Data section:
▬▬▬

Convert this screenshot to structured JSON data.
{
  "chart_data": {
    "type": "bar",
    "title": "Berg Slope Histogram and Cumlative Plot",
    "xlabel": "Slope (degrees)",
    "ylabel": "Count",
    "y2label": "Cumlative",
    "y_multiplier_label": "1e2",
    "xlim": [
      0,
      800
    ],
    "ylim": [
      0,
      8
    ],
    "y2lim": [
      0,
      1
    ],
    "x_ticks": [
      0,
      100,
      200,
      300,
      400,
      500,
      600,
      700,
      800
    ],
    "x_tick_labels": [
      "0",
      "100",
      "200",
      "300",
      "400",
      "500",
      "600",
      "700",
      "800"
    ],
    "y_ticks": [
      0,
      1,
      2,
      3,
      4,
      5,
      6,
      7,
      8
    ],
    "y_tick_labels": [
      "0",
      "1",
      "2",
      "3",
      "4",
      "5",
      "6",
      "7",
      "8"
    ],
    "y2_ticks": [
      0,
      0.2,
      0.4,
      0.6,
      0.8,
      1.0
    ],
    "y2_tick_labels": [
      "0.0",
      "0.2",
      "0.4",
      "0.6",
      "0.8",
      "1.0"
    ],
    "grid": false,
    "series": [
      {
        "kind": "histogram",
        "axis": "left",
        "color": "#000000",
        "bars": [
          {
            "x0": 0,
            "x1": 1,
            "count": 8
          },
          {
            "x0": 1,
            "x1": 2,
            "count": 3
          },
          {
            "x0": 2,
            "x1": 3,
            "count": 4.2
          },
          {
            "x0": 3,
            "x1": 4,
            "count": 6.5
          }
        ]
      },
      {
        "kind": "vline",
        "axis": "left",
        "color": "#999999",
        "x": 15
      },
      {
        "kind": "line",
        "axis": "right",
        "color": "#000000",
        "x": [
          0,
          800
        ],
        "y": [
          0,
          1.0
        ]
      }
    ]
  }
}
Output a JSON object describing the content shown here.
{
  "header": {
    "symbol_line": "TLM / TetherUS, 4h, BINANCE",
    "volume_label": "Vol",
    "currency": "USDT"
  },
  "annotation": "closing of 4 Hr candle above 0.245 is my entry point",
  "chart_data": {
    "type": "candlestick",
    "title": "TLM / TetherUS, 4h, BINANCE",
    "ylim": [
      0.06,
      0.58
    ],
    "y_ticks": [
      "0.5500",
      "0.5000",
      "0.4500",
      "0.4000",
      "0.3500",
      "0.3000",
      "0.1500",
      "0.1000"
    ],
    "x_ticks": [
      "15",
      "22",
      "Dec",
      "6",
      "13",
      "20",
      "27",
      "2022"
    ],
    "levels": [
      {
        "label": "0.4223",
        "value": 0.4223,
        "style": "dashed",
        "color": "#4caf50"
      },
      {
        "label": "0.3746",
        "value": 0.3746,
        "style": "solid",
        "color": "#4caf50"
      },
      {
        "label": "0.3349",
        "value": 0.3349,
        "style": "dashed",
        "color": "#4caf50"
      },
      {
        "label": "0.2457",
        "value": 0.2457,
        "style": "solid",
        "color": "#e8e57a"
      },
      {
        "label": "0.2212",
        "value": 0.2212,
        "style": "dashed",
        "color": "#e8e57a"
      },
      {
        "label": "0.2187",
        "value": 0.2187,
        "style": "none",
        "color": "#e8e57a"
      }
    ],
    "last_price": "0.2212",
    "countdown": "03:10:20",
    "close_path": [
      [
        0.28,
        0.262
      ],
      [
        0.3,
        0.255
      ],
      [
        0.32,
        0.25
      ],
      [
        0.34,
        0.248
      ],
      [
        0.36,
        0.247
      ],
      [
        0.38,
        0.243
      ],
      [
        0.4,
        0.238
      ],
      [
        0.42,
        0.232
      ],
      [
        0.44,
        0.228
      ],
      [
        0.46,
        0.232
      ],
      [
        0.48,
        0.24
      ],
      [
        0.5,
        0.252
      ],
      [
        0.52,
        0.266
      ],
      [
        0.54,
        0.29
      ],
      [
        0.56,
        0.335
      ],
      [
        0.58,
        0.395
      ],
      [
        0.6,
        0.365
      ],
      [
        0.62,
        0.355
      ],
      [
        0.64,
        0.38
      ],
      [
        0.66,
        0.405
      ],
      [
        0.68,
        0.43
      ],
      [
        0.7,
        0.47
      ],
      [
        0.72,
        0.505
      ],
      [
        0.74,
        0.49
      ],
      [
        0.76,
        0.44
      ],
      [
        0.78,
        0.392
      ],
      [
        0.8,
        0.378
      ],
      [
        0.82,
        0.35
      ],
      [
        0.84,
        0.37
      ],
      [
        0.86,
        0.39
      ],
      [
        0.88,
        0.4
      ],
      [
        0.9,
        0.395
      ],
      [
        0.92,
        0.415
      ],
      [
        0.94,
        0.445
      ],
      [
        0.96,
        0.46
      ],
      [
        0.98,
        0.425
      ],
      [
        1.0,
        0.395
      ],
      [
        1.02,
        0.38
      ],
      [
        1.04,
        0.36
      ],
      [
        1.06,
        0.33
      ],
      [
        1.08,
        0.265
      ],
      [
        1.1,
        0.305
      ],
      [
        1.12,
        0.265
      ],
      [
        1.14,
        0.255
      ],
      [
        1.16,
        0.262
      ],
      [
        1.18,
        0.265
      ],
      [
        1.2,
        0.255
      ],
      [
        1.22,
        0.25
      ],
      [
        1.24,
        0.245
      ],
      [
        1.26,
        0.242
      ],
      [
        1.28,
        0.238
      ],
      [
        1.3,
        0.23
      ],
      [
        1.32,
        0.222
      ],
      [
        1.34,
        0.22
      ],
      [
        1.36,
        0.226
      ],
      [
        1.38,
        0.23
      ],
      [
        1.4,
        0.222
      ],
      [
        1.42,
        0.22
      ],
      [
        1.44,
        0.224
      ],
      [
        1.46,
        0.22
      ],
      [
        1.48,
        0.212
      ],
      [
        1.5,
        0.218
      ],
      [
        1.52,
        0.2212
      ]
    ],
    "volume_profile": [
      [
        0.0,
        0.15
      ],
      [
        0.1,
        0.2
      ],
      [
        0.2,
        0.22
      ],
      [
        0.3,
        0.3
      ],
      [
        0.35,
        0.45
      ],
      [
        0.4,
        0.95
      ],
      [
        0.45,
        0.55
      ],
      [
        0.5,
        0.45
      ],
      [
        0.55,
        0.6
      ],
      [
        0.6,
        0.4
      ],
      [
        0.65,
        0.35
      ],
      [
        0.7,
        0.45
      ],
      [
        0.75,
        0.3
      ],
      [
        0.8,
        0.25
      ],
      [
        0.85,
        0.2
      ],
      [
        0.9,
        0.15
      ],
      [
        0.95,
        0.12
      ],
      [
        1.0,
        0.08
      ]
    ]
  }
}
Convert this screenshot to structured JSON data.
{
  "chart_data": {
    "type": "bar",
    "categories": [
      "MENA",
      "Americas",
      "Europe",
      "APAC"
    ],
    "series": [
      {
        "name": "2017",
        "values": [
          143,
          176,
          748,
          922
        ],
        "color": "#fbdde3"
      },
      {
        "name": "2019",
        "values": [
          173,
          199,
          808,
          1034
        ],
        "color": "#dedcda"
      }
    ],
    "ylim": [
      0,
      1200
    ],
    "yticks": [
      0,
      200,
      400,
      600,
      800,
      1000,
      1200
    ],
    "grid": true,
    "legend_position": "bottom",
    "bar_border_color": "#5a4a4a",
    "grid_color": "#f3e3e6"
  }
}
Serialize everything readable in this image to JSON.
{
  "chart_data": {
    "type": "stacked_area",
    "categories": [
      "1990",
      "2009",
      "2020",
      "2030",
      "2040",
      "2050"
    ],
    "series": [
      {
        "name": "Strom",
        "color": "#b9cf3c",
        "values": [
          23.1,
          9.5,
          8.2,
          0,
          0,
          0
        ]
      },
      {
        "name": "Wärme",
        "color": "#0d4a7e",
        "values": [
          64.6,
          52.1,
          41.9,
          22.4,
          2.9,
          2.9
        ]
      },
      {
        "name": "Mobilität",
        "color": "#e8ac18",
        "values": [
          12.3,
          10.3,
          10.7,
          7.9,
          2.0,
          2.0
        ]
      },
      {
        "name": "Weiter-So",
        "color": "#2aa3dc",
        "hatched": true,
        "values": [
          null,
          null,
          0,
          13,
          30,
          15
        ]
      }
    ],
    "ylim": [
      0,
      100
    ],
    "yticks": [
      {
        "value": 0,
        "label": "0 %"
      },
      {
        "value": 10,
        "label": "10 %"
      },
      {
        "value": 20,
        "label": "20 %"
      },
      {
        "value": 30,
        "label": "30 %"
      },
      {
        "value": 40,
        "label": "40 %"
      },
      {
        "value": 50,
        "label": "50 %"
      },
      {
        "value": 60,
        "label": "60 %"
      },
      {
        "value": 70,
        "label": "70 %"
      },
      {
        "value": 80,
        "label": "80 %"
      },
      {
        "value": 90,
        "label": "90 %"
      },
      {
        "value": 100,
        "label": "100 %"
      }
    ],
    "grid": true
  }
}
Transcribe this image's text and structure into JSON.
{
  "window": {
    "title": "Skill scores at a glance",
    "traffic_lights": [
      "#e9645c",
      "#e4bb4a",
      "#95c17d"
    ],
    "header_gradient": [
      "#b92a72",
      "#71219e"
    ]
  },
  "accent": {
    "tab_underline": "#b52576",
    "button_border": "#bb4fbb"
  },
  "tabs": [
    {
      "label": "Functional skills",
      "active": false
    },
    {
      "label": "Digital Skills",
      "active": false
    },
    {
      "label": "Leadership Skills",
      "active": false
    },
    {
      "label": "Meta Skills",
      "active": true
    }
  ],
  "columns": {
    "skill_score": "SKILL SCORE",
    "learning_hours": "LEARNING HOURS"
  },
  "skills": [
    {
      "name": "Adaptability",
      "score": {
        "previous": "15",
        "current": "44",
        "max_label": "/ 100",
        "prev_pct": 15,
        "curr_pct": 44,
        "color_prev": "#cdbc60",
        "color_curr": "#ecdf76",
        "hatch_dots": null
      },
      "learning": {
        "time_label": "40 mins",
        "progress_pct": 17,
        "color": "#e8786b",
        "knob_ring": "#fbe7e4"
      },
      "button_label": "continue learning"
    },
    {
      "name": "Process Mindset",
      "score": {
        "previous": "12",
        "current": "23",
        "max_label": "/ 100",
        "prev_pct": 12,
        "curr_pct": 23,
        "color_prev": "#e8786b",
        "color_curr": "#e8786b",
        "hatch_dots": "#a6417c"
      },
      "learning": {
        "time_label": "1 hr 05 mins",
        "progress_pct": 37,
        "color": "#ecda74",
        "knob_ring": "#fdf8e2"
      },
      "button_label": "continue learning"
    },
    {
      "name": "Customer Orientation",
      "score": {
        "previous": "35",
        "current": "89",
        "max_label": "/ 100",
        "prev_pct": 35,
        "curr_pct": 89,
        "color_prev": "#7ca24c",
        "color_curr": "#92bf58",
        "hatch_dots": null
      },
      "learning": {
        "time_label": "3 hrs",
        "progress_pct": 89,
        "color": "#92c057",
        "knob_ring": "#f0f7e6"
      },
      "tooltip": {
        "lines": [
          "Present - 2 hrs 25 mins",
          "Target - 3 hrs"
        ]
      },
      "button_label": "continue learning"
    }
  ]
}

▬▬▬

Given request: In the entries above, locate every line with the word "type" and copy it.

Solution to this problem:
    "type": "bar",
    "type": "candlestick",
    "type": "bar",
    "type": "stacked_area",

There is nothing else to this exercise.